**O que se pede:**
Indique se cada afirmação abaixo está de acordo com o texto sobre a geração de Roberto Benevides, respondendo sim ou não e citando literalmente as palavras do texto que decidem a questão. (a) Os jornalistas dessa geração começaram a vida profissional com cerca de 20 anos. (b) O lançamento do LP Tropicália foi na Rua Maria Antônia. (c) Os demais jovens jornalistas eram tão inteligentes quanto Benevides.
───── Trecho do documento ─────
Mundo das Palavras

Ser mulher é mais interessante que ser homem?


Os jornalistas da geração de Roberto Benevides são aqueles que, em São Paulo, começaram sua vida profissional na imprensa – todos com cerca de 20 anos de idade – cobrindo acontecimentos, hoje, integrados à História Política e à História das Artes, no Brasil. Com aquela idade, eles escreviam sobre o confinamento de Jânio Quadros em Corumbá, a guerra campal entre alunos da Faculdade de Filosofia e da Universidade Mackenzie, na Rua Maria Antônia, a greve dos operários de Osasco, o atentado contra os atores do Teatro Oficina, o lançamento do LP Tropicália, no Avenida Dancing, da Rua Ipiranga.  Era um tempo no qual jovens como os que compunham o grupo de jornalistas iniciantes, sufocados pela Ditadura Militar, tomavam decisões dramáticas como a de aderir à luta armada contra o regime vigente no país, a de se suicidar, por inconformismo, a de virar hippie.


 


            Benevides, entre os jovens, impressionava por propiciar a quem convivia com ele a sensação raríssima criada pela inteligência. Uma sensação diferente da que nos dá um interlocutor dotado de sensibilidade. E aqueles jovens eram pessoas sensíveis e também, inteligentes, embora não tanto quanto Benevides. Afinal, sem inteligência seria impossível sobreviver numa Redação, na conflitada situação política do país, naquele instante.
───── Dados fornecidos ─────
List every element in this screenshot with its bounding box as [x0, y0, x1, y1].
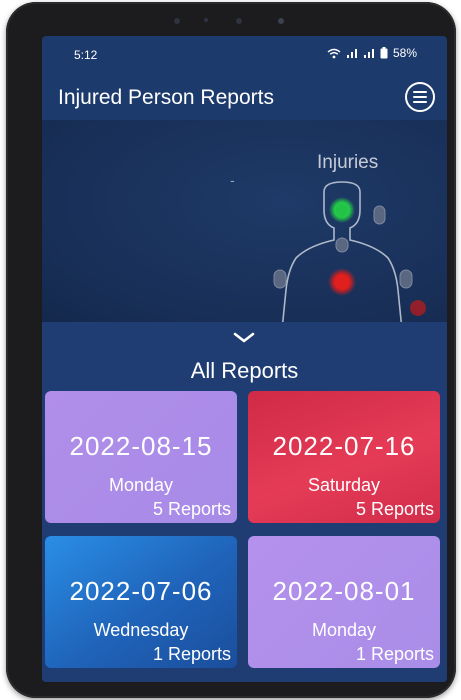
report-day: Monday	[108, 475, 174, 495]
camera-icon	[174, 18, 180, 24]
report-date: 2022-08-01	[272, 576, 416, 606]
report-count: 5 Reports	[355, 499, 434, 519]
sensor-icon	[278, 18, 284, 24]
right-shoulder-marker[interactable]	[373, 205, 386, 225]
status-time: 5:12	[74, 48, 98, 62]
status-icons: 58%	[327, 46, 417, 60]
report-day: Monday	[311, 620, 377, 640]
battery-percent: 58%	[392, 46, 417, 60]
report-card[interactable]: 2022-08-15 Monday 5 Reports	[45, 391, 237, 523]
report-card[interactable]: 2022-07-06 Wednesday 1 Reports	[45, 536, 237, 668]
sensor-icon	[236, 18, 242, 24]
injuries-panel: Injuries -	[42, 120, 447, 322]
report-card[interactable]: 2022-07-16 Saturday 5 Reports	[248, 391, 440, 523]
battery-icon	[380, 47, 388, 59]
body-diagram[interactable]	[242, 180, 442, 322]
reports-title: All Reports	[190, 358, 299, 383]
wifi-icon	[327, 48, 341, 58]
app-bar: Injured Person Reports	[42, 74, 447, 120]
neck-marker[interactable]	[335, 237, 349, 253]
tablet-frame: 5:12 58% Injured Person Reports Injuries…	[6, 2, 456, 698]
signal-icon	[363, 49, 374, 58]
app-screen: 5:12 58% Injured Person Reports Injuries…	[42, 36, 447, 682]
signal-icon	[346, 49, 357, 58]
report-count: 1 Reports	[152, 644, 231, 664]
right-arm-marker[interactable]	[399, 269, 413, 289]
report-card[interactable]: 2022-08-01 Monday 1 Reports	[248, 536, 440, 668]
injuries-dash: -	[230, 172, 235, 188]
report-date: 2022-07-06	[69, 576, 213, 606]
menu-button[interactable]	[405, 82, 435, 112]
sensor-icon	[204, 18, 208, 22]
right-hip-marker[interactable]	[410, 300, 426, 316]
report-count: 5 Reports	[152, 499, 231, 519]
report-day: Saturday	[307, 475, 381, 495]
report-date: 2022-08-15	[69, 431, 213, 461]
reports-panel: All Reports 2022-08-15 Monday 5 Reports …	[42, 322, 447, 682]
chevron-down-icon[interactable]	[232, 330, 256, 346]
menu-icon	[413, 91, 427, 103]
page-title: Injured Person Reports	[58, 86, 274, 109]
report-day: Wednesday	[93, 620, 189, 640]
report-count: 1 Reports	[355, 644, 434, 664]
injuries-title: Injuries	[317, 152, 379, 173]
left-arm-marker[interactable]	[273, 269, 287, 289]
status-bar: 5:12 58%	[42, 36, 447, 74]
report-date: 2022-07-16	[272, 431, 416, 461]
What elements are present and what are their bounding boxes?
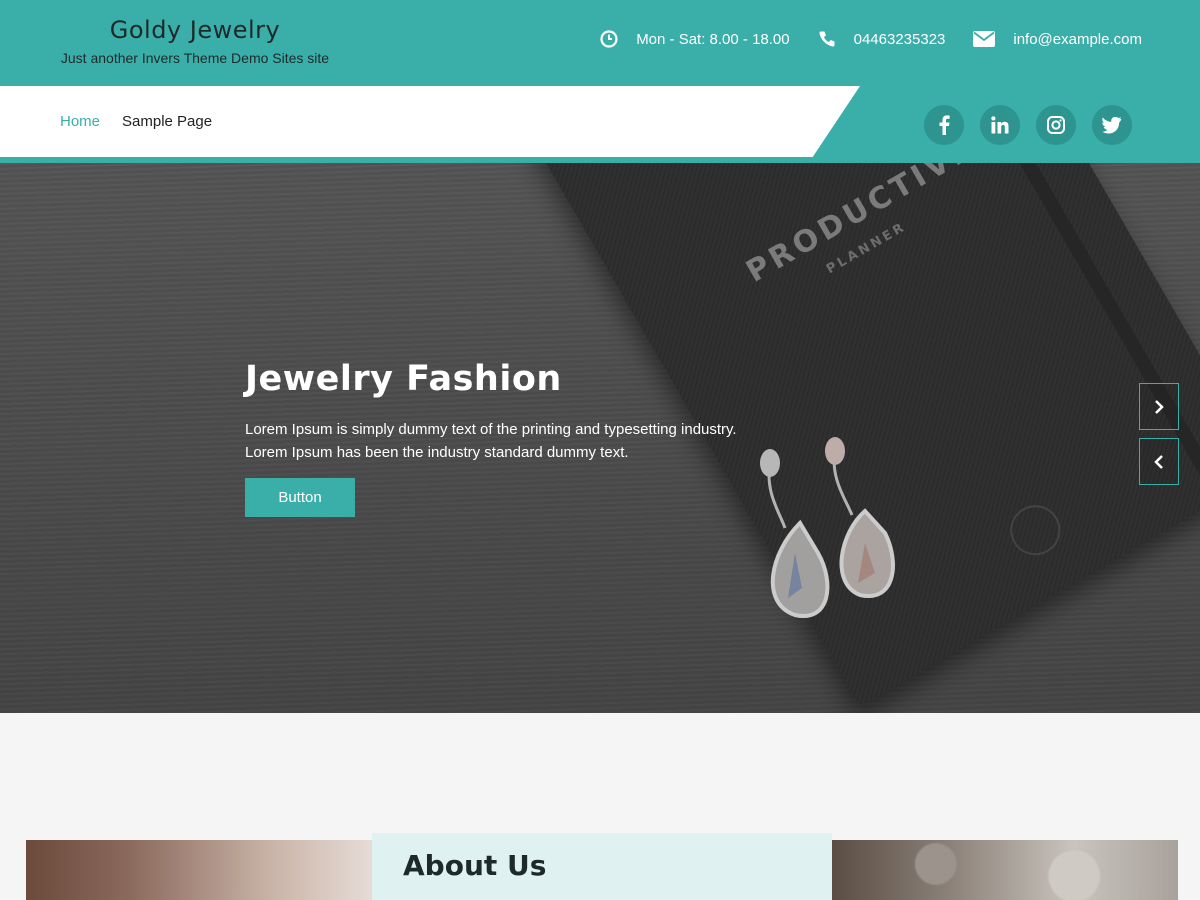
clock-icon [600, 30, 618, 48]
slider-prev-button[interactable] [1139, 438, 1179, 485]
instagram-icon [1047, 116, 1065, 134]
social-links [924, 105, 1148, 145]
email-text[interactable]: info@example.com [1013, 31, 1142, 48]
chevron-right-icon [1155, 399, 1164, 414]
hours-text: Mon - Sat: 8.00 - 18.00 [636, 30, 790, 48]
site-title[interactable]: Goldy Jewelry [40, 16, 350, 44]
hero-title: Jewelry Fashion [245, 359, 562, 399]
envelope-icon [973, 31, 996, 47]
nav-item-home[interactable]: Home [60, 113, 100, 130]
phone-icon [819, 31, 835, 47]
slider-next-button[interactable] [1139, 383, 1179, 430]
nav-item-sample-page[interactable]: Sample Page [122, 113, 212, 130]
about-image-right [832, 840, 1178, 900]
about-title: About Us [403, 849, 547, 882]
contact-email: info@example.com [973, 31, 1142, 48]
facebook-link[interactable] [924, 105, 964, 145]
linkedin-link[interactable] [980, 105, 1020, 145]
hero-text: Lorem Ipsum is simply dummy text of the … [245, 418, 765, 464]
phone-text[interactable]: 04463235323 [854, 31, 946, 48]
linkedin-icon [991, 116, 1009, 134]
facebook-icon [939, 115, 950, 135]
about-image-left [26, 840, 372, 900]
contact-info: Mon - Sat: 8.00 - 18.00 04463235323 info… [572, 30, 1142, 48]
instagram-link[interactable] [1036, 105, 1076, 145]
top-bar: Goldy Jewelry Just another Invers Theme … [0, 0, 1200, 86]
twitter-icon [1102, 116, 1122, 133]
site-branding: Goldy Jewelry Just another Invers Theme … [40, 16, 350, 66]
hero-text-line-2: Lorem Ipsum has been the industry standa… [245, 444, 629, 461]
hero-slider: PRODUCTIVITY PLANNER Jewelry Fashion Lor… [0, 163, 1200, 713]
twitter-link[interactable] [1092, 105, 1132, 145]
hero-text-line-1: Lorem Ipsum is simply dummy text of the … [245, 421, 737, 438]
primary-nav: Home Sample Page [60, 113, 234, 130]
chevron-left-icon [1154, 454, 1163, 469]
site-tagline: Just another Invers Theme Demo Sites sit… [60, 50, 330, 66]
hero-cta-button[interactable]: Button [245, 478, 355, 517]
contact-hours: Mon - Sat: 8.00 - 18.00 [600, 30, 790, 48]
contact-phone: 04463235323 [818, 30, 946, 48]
─────
───── Dados fornecidos ─────
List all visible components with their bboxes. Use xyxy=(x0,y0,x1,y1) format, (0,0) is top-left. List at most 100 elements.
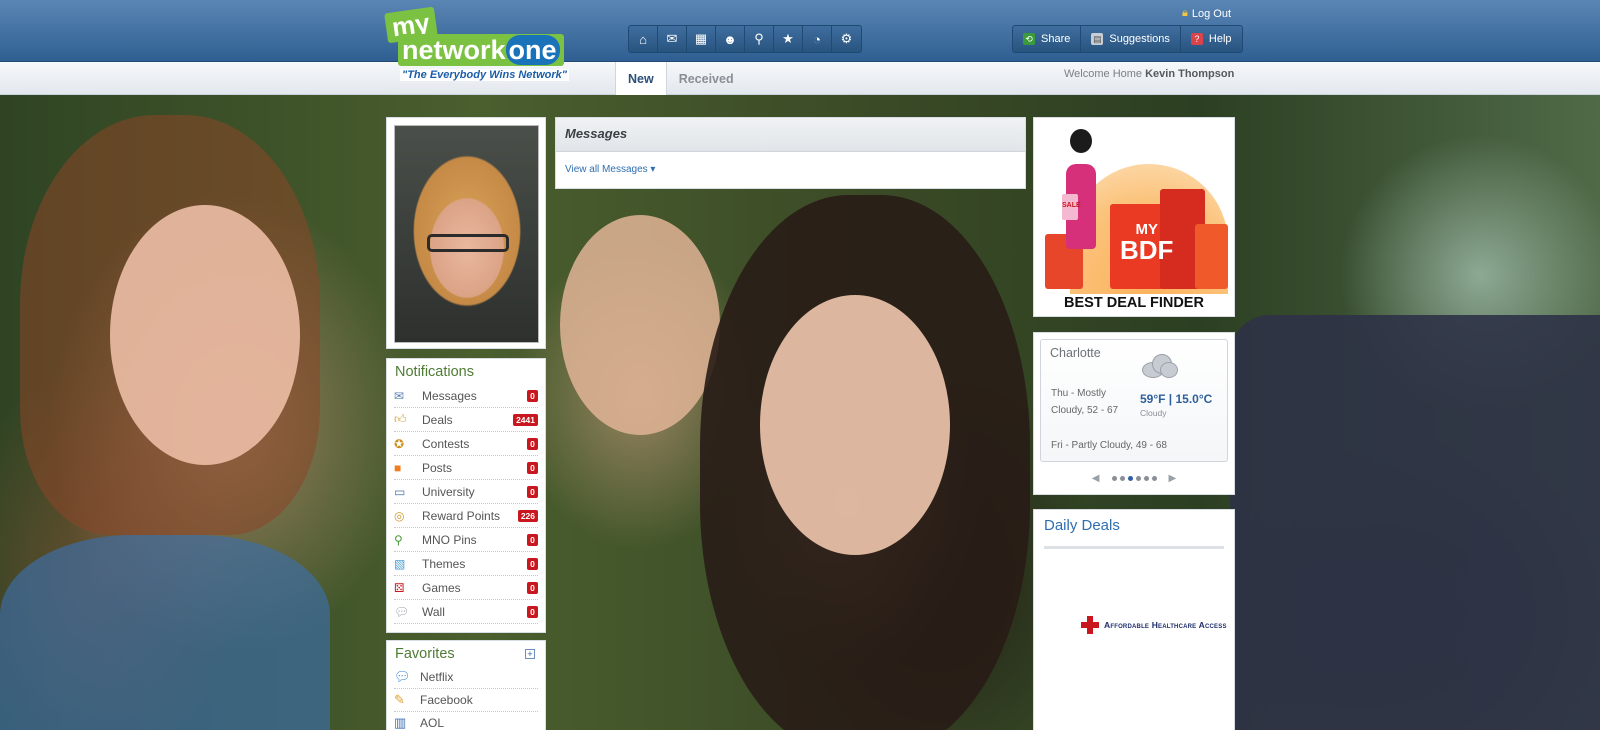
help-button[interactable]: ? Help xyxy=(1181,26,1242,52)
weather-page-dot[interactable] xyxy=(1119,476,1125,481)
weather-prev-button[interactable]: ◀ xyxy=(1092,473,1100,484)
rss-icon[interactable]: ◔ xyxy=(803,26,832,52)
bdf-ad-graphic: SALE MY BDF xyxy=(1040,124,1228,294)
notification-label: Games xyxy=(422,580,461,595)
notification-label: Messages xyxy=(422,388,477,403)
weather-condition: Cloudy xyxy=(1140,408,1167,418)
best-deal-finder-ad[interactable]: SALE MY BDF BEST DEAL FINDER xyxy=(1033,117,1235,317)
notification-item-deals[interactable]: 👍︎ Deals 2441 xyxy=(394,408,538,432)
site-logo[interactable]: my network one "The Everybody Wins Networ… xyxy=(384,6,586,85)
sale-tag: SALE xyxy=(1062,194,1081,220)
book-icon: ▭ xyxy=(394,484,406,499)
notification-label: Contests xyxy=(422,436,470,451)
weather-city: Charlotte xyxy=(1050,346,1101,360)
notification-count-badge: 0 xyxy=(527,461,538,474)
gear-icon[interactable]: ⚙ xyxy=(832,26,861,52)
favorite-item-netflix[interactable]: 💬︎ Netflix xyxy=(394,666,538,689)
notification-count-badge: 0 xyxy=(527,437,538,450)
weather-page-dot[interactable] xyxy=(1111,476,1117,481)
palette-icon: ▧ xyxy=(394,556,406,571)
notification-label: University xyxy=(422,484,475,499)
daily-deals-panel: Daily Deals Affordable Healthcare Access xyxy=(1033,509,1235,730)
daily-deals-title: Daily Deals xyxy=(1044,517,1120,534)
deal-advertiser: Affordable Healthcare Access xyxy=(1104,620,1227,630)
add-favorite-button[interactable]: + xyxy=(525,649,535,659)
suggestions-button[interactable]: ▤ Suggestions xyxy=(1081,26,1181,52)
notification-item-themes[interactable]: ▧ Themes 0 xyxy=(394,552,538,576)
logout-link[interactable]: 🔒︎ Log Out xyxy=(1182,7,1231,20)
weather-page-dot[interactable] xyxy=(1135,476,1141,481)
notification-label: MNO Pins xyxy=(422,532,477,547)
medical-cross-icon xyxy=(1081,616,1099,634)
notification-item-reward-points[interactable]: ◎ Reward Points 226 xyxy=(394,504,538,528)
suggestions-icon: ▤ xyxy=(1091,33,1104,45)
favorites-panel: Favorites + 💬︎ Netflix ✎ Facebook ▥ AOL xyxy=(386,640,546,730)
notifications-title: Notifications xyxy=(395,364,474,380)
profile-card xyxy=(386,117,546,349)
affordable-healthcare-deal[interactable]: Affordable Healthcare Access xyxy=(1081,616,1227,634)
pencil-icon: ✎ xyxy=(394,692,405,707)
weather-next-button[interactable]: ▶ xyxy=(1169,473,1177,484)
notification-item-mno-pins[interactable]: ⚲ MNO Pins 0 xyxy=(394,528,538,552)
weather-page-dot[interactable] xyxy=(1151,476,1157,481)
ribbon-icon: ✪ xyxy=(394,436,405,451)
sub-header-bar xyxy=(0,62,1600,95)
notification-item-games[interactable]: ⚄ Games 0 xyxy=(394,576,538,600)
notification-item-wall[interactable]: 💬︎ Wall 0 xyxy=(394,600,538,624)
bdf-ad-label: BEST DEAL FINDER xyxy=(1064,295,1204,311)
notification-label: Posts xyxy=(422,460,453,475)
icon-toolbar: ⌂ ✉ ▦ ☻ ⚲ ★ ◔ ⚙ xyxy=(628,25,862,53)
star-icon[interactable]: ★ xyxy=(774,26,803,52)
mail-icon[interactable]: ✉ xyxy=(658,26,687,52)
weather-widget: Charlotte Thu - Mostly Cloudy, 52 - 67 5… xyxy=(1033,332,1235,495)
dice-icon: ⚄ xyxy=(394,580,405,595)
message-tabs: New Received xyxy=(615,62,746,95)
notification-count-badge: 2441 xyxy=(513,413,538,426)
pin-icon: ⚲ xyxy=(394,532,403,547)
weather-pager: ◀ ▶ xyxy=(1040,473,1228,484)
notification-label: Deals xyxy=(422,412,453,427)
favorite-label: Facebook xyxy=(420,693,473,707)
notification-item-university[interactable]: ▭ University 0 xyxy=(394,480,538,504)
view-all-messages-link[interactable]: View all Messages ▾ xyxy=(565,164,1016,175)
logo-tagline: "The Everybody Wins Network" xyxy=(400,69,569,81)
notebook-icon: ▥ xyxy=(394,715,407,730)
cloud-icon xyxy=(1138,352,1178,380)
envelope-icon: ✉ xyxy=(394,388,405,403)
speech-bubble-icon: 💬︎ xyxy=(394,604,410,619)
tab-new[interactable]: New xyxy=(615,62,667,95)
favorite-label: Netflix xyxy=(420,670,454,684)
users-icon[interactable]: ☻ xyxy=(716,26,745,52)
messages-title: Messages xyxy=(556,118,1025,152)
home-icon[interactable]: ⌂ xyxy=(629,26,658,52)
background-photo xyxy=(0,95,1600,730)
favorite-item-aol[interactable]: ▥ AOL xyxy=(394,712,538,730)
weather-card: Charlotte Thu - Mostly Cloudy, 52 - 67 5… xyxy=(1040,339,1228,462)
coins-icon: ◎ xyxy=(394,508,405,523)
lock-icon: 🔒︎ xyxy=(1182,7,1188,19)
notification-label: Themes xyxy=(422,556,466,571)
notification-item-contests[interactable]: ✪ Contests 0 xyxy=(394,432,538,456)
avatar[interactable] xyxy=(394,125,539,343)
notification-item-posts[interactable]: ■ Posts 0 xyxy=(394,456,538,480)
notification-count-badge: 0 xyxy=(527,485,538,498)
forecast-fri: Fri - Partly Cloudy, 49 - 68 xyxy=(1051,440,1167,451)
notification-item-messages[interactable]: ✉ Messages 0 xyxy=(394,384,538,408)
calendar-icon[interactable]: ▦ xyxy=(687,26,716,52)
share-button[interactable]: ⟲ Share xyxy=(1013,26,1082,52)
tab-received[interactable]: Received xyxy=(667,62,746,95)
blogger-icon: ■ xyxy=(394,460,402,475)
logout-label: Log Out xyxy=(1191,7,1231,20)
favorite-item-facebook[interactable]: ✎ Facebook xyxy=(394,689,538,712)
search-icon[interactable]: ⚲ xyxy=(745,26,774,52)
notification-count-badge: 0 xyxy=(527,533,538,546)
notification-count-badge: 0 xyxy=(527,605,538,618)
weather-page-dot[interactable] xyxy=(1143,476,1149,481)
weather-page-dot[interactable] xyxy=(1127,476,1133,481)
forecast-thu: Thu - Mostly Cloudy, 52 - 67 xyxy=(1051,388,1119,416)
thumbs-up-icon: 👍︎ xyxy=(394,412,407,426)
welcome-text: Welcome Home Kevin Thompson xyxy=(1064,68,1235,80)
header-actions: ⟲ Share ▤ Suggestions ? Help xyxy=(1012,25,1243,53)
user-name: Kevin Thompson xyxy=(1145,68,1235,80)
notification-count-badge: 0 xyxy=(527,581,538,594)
─────
**Tarefa concluída:**
(a) Sim: "todos com cerca de 20 anos de idade".
(b) Não: "o lançamento do LP Tropicália, no Avenida Dancing, da Rua Ipiranga".
(c) Não: "embora não tanto quanto Benevides".